TASK PROMPT:
Write out the full listing exactly as given, minus the images.

---+---

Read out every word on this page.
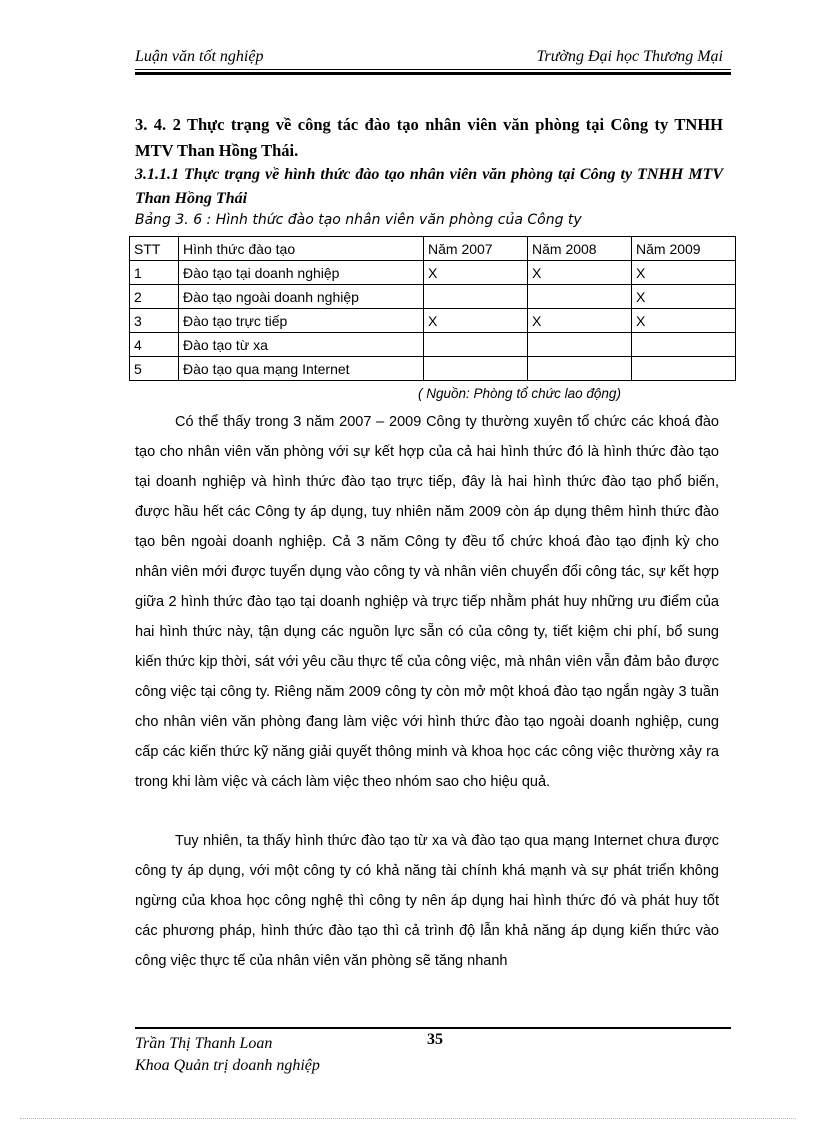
Luận văn tốt nghiệp	Trường Đại học Thương Mại
3. 4. 2 Thực trạng về công tác đào tạo nhân viên văn phòng tại Công ty TNHH MTV Than Hồng Thái.
3.1.1.1 Thực trạng về hình thức đào tạo nhân viên văn phòng tại Công ty TNHH MTV Than Hồng Thái
Bảng 3. 6 : Hình thức đào tạo nhân viên văn phòng của Công ty
STT	Hình thức đào tạo	Năm 2007	Năm 2008	Năm 2009
1	Đào tạo tại doanh nghiệp	X	X	X
2	Đào tạo ngoài doanh nghiệp			X
3	Đào tạo trực tiếp	X	X	X
4	Đào tạo từ xa			
5	Đào tạo qua mạng Internet			
( Nguồn: Phòng tổ chức lao động)

Có thể thấy trong 3 năm 2007 – 2009 Công ty thường xuyên tổ chức các khoá đào tạo cho nhân viên văn phòng với sự kết hợp của cả hai hình thức đó là hình thức đào tạo tại doanh nghiệp và hình thức đào tạo trực tiếp, đây là hai hình thức đào tạo phổ biến, được hầu hết các Công ty áp dụng, tuy nhiên năm 2009 còn áp dụng thêm hình thức đào tạo bên ngoài doanh nghiệp. Cả 3 năm Công ty đều tổ chức khoá đào tạo định kỳ cho nhân viên mới được tuyển dụng vào công ty và nhân viên chuyển đổi công tác, sự kết hợp giữa 2 hình thức đào tạo tại doanh nghiệp và trực tiếp nhằm phát huy những ưu điểm của hai hình thức này, tận dụng các nguồn lực sẵn có của công ty, tiết kiệm chi phí, bổ sung kiến thức kịp thời, sát với yêu cầu thực tế của công việc, mà nhân viên vẫn đảm bảo được công việc tại công ty. Riêng năm 2009 công ty còn mở một khoá đào tạo ngắn ngày 3 tuần cho nhân viên văn phòng đang làm việc với hình thức đào tạo ngoài doanh nghiệp, cung cấp các kiến thức kỹ năng giải quyết thông minh và khoa học các công việc thường xảy ra trong khi làm việc và cách làm việc theo nhóm sao cho hiệu quả.

Tuy nhiên, ta thấy hình thức đào tạo từ xa và đào tạo qua mạng Internet chưa được công ty áp dụng, với một công ty có khả năng tài chính khá mạnh và sự phát triển không ngừng của khoa học công nghệ thì công ty nên áp dụng hai hình thức đó và phát huy tốt các phương pháp, hình thức đào tạo thì cả trình độ lẫn khả năng áp dụng kiến thức vào công việc thực tế của nhân viên văn phòng sẽ tăng nhanh

35
Trần Thị Thanh Loan
Khoa Quản trị doanh nghiệp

---+---

ANSWER BELOW:
Read out every word on this page.
Luận văn tốt nghiệp	Trường Đại học Thương Mại
3. 4. 2 Thực trạng về công tác đào tạo nhân viên văn phòng tại Công ty TNHH MTV Than Hồng Thái.
3.1.1.1 Thực trạng về hình thức đào tạo nhân viên văn phòng tại Công ty TNHH MTV Than Hồng Thái
Bảng 3. 6 : Hình thức đào tạo nhân viên văn phòng của Công ty
STT	Hình thức đào tạo	Năm 2007	Năm 2008	Năm 2009
1	Đào tạo tại doanh nghiệp	X	X	X
2	Đào tạo ngoài doanh nghiệp			X
3	Đào tạo trực tiếp	X	X	X
4	Đào tạo từ xa			
5	Đào tạo qua mạng Internet			
( Nguồn: Phòng tổ chức lao động)

Có thể thấy trong 3 năm 2007 – 2009 Công ty thường xuyên tổ chức các khoá đào tạo cho nhân viên văn phòng với sự kết hợp của cả hai hình thức đó là hình thức đào tạo tại doanh nghiệp và hình thức đào tạo trực tiếp, đây là hai hình thức đào tạo phổ biến, được hầu hết các Công ty áp dụng, tuy nhiên năm 2009 còn áp dụng thêm hình thức đào tạo bên ngoài doanh nghiệp. Cả 3 năm Công ty đều tổ chức khoá đào tạo định kỳ cho nhân viên mới được tuyển dụng vào công ty và nhân viên chuyển đổi công tác, sự kết hợp giữa 2 hình thức đào tạo tại doanh nghiệp và trực tiếp nhằm phát huy những ưu điểm của hai hình thức này, tận dụng các nguồn lực sẵn có của công ty, tiết kiệm chi phí, bổ sung kiến thức kịp thời, sát với yêu cầu thực tế của công việc, mà nhân viên vẫn đảm bảo được công việc tại công ty. Riêng năm 2009 công ty còn mở một khoá đào tạo ngắn ngày 3 tuần cho nhân viên văn phòng đang làm việc với hình thức đào tạo ngoài doanh nghiệp, cung cấp các kiến thức kỹ năng giải quyết thông minh và khoa học các công việc thường xảy ra trong khi làm việc và cách làm việc theo nhóm sao cho hiệu quả.

Tuy nhiên, ta thấy hình thức đào tạo từ xa và đào tạo qua mạng Internet chưa được công ty áp dụng, với một công ty có khả năng tài chính khá mạnh và sự phát triển không ngừng của khoa học công nghệ thì công ty nên áp dụng hai hình thức đó và phát huy tốt các phương pháp, hình thức đào tạo thì cả trình độ lẫn khả năng áp dụng kiến thức vào công việc thực tế của nhân viên văn phòng sẽ tăng nhanh

35
Trần Thị Thanh Loan
Khoa Quản trị doanh nghiệp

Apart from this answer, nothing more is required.